**What is asked:**
Count how many lines of the material hold "File". Respond with that number alone.
------
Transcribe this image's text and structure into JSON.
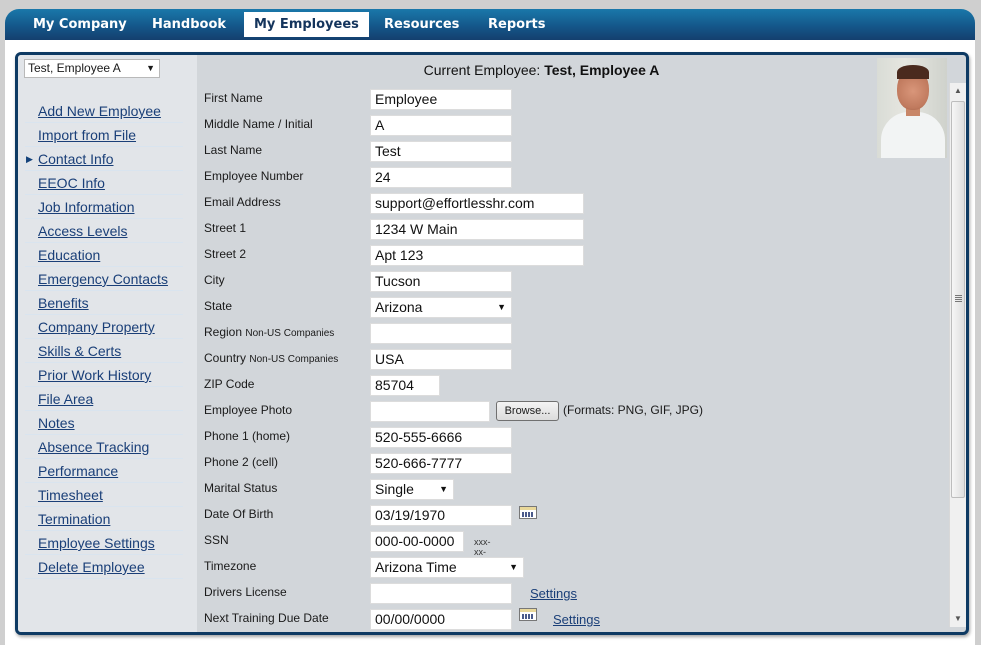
{
  "nav": {
    "items": [
      {
        "label": "My Company",
        "active": false
      },
      {
        "label": "Handbook",
        "active": false
      },
      {
        "label": "My Employees",
        "active": true
      },
      {
        "label": "Resources",
        "active": false
      },
      {
        "label": "Reports",
        "active": false
      }
    ]
  },
  "sidebar": {
    "employee_select": "Test, Employee A",
    "current_item": "Contact Info",
    "items": [
      {
        "label": "Add New Employee"
      },
      {
        "label": "Import from File"
      },
      {
        "label": "Contact Info"
      },
      {
        "label": "EEOC Info"
      },
      {
        "label": "Job Information"
      },
      {
        "label": "Access Levels"
      },
      {
        "label": "Education"
      },
      {
        "label": "Emergency Contacts"
      },
      {
        "label": "Benefits"
      },
      {
        "label": "Company Property"
      },
      {
        "label": "Skills & Certs"
      },
      {
        "label": "Prior Work History"
      },
      {
        "label": "File Area"
      },
      {
        "label": "Notes"
      },
      {
        "label": "Absence Tracking"
      },
      {
        "label": "Performance"
      },
      {
        "label": "Timesheet"
      },
      {
        "label": "Termination"
      },
      {
        "label": "Employee Settings"
      },
      {
        "label": "Delete Employee"
      }
    ]
  },
  "header": {
    "current_label": "Current Employee:",
    "current_name": "Test, Employee A"
  },
  "form": {
    "first_name": {
      "label": "First Name",
      "value": "Employee"
    },
    "middle_name": {
      "label": "Middle Name / Initial",
      "value": "A"
    },
    "last_name": {
      "label": "Last Name",
      "value": "Test"
    },
    "employee_number": {
      "label": "Employee Number",
      "value": "24"
    },
    "email": {
      "label": "Email Address",
      "value": "support@effortlesshr.com"
    },
    "street1": {
      "label": "Street 1",
      "value": "1234 W Main"
    },
    "street2": {
      "label": "Street 2",
      "value": "Apt 123"
    },
    "city": {
      "label": "City",
      "value": "Tucson"
    },
    "state": {
      "label": "State",
      "value": "Arizona"
    },
    "region": {
      "label": "Region",
      "note": "Non-US Companies",
      "value": ""
    },
    "country": {
      "label": "Country",
      "note": "Non-US Companies",
      "value": "USA"
    },
    "zip": {
      "label": "ZIP Code",
      "value": "85704"
    },
    "photo": {
      "label": "Employee Photo",
      "value": "",
      "browse": "Browse...",
      "formats": "(Formats: PNG, GIF, JPG)"
    },
    "phone1": {
      "label": "Phone 1 (home)",
      "value": "520-555-6666"
    },
    "phone2": {
      "label": "Phone 2 (cell)",
      "value": "520-666-7777"
    },
    "marital": {
      "label": "Marital Status",
      "value": "Single"
    },
    "dob": {
      "label": "Date Of Birth",
      "value": "03/19/1970"
    },
    "ssn": {
      "label": "SSN",
      "value": "000-00-0000",
      "hint": "xxx-xx-xxxx"
    },
    "timezone": {
      "label": "Timezone",
      "value": "Arizona Time"
    },
    "drivers_license": {
      "label": "Drivers License",
      "value": "",
      "settings": "Settings"
    },
    "next_training": {
      "label": "Next Training Due Date",
      "value": "00/00/0000",
      "settings": "Settings"
    }
  },
  "icons": {
    "dropdown": "chevron-down-icon",
    "calendar": "calendar-icon",
    "current_marker": "triangle-right-icon"
  }
}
------
**Exercise response:**
2